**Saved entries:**
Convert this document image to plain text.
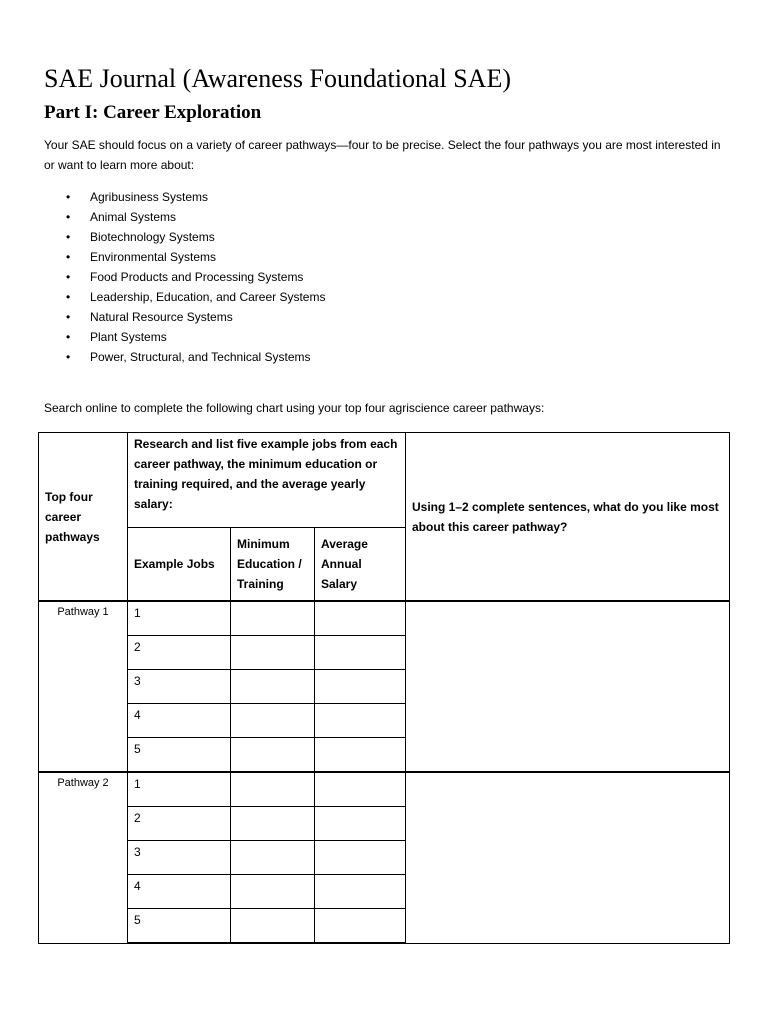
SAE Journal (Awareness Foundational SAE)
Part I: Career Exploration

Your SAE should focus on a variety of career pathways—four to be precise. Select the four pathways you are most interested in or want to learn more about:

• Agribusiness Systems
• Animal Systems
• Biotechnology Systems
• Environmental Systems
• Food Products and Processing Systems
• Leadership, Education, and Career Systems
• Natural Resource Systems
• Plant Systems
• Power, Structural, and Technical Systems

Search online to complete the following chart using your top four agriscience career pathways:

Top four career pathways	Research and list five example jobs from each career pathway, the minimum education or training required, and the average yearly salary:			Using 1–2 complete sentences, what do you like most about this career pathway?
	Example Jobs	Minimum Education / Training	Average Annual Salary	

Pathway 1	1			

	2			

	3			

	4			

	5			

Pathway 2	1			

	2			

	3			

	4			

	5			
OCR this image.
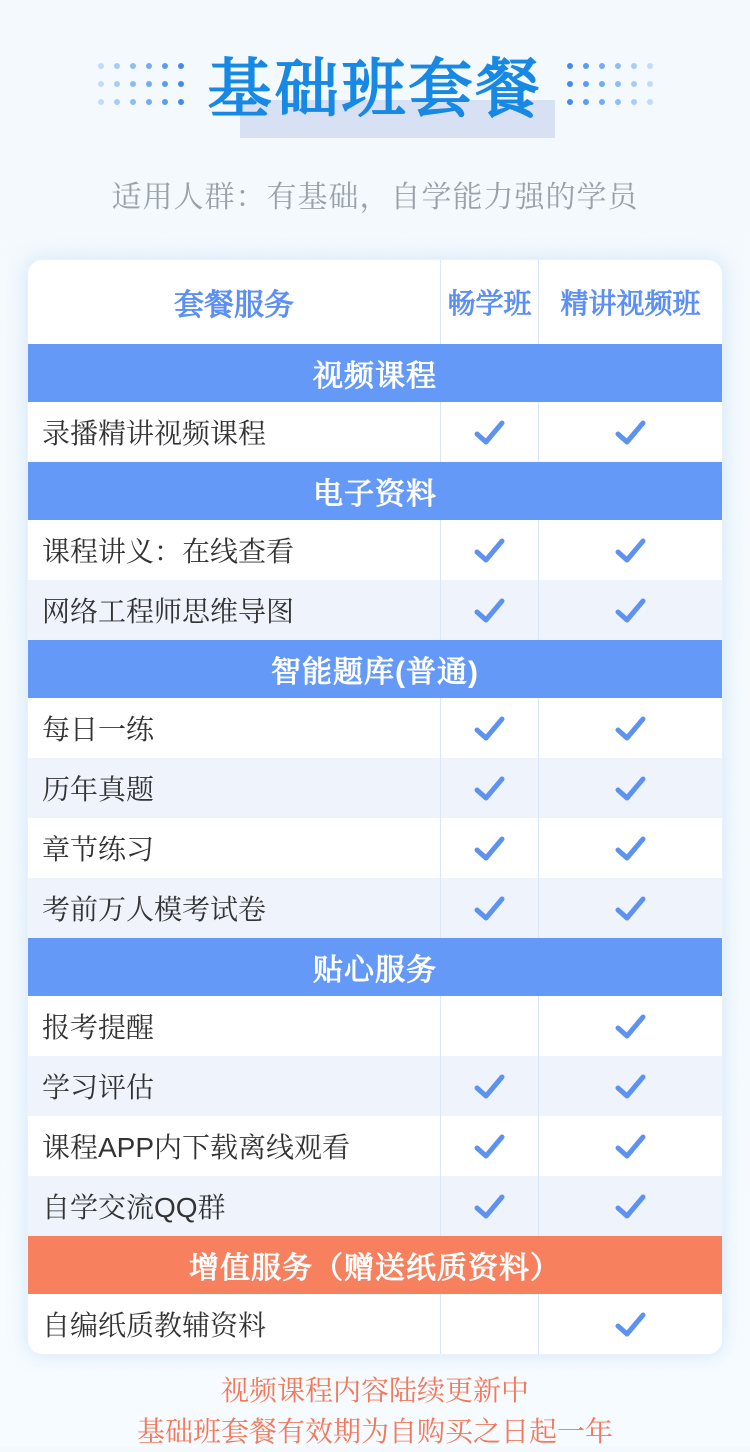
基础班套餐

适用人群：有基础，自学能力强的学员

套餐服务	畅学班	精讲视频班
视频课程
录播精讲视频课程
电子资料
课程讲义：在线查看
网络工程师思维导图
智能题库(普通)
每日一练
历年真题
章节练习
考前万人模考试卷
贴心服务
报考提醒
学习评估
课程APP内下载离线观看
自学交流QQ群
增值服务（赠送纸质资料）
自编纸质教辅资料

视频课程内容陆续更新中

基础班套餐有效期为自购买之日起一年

...

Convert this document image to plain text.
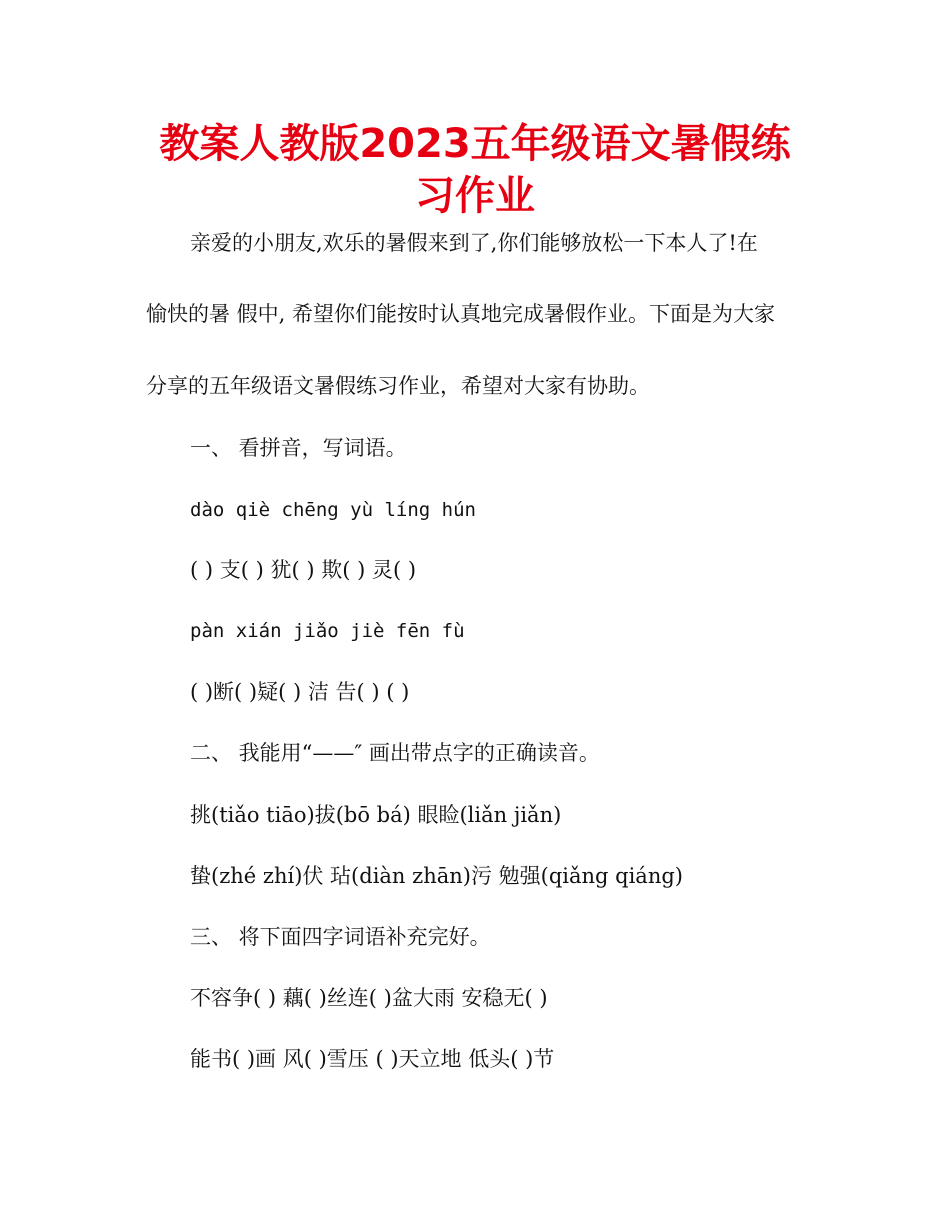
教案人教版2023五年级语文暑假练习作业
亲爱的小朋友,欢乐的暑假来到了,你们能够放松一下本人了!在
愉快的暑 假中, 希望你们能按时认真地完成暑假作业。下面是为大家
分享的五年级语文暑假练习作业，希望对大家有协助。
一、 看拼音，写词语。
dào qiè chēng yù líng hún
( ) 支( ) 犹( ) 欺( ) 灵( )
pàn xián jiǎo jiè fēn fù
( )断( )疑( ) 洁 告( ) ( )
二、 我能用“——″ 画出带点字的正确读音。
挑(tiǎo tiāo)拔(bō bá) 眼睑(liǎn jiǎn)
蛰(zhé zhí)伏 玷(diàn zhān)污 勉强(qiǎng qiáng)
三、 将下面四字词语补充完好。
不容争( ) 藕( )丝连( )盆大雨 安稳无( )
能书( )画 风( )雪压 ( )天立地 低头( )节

**Directions for this task:** Filter the listing above by the word "pathways"; copy each line that passes.

**Written solution:**
Your SAE should focus on a variety of career pathways—four to be precise. Select the four pathways you are most interested in or want to learn more about:
Search online to complete the following chart using your top four agriscience career pathways:
Top four career pathways	Research and list five example jobs from each career pathway, the minimum education or training required, and the average yearly salary:			Using 1–2 complete sentences, what do you like most about this career pathway?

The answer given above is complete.